What to do:
State how many lines of the entries hold the string "передаются", and nothing more.

>> Start

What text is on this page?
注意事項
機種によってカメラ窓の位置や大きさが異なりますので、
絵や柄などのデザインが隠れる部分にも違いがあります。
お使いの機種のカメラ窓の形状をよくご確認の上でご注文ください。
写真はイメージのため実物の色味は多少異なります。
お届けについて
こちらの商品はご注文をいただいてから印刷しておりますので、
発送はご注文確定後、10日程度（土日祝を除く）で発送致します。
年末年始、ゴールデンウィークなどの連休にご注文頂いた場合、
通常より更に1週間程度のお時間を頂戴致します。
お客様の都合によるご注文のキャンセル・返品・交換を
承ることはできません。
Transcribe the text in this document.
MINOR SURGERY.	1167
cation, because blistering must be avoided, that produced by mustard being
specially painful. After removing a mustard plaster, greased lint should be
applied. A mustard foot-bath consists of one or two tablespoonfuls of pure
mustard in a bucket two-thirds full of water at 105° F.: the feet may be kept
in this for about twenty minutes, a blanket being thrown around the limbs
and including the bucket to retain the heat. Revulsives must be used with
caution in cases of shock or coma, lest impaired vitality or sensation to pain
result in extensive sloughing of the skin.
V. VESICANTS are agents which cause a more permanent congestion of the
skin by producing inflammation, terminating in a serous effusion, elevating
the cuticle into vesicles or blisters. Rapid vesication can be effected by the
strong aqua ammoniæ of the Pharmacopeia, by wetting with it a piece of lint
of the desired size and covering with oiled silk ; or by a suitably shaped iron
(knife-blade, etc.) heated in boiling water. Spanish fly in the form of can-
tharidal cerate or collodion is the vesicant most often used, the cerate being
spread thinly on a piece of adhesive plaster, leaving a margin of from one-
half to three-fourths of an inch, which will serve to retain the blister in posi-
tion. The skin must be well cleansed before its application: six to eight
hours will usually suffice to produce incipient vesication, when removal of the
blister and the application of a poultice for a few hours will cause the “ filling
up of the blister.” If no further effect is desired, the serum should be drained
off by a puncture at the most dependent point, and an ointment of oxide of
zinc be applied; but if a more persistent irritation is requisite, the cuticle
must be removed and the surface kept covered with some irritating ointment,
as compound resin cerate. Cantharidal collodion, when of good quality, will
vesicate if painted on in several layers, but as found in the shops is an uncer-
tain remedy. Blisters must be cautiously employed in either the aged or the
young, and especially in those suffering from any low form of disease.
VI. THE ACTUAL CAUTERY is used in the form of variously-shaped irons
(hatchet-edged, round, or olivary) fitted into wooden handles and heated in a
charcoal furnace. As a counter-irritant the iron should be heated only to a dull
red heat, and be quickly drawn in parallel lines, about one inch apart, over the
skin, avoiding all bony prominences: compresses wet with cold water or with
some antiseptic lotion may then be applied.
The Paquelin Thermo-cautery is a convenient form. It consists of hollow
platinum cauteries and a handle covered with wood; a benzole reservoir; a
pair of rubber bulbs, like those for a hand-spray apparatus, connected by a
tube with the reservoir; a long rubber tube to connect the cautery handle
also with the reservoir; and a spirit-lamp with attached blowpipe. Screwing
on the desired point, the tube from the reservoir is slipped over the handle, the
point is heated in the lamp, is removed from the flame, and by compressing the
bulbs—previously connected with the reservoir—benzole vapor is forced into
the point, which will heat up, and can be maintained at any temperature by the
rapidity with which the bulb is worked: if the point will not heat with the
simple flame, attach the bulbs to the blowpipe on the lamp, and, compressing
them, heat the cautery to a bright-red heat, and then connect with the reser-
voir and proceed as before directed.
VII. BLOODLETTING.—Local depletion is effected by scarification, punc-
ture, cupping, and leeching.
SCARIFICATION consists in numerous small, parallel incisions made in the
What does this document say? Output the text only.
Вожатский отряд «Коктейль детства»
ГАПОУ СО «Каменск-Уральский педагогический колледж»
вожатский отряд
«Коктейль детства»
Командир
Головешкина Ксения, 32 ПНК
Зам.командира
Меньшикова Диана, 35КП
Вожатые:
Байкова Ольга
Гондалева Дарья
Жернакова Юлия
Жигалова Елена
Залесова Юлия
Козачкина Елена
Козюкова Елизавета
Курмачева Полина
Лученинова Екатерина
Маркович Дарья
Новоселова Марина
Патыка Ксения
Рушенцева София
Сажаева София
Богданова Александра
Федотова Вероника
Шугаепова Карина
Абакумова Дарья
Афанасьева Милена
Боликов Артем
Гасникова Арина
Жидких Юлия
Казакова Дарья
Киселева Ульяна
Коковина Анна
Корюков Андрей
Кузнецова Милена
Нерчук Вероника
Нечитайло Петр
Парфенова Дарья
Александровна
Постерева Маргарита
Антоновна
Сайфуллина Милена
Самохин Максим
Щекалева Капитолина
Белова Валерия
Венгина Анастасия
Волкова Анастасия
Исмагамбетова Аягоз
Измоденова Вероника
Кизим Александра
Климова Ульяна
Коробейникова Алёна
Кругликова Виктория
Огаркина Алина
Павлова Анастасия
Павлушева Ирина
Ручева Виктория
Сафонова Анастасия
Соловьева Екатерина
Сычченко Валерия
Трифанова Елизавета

>> End
>> Start

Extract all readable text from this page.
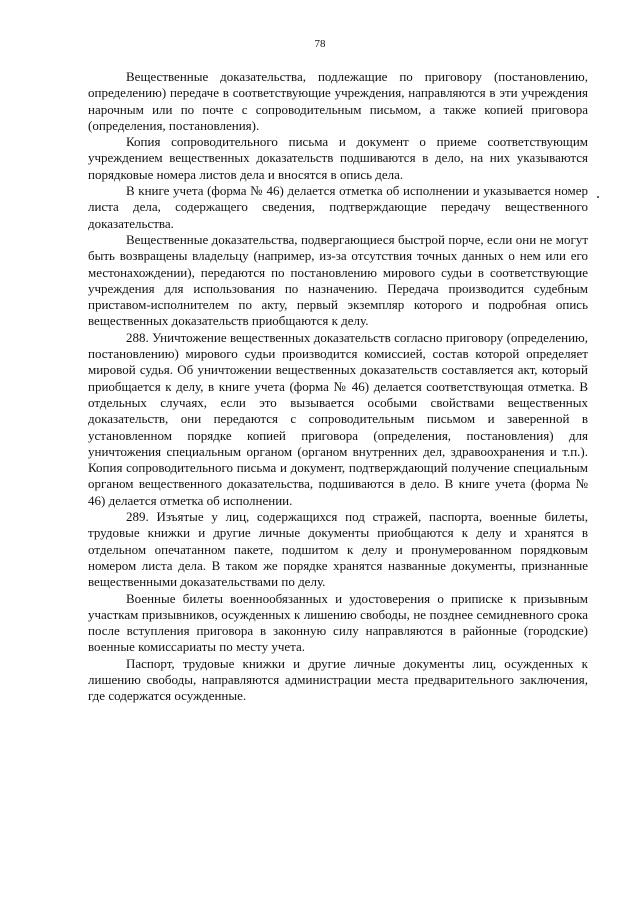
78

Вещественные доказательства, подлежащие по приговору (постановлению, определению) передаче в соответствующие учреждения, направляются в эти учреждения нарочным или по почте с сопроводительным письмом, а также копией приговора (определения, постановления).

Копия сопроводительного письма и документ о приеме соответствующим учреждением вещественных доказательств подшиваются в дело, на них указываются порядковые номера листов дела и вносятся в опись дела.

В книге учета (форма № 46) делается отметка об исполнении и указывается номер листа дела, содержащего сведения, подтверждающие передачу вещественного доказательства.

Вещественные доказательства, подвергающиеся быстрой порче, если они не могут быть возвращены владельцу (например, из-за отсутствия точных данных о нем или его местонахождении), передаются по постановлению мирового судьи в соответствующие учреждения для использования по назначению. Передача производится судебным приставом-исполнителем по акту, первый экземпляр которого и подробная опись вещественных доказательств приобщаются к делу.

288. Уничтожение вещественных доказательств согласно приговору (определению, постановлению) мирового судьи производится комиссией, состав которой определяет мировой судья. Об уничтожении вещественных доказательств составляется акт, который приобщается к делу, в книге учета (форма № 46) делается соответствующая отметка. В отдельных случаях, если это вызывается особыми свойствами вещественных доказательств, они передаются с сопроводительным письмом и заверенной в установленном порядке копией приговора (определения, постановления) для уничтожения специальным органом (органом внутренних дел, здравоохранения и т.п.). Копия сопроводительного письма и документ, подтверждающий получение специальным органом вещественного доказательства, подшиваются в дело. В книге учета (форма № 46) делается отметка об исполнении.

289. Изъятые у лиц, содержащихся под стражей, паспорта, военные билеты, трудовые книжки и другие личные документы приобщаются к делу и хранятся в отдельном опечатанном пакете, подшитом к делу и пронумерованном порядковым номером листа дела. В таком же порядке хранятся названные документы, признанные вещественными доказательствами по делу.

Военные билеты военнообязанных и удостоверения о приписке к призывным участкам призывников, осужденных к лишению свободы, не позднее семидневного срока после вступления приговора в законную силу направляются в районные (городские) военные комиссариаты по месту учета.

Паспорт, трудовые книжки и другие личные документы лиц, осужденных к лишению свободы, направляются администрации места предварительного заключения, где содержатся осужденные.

>> End
>> Start

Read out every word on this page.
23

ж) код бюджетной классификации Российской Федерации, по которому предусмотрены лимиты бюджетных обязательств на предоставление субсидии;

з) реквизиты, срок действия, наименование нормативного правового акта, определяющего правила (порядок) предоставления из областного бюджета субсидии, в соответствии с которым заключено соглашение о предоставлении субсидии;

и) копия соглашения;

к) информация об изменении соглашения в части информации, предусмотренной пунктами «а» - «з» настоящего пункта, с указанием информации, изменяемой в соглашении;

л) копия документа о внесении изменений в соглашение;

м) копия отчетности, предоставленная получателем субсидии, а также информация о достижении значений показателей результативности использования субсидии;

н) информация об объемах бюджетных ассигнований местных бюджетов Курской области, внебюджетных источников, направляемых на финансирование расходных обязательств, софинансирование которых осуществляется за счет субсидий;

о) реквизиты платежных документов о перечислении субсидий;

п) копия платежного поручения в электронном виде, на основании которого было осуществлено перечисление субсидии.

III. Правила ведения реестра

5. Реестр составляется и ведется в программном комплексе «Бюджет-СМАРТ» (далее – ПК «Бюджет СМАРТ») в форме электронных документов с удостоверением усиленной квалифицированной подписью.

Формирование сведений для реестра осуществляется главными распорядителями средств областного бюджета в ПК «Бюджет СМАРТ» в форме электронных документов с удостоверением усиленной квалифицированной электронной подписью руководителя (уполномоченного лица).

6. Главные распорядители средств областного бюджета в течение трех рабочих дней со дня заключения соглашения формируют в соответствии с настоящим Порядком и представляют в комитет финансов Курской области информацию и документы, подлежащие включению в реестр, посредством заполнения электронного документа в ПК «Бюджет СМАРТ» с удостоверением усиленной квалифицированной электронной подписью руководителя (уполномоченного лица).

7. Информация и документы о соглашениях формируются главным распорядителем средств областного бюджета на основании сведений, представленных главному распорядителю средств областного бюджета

>> End

Reply to the task:
2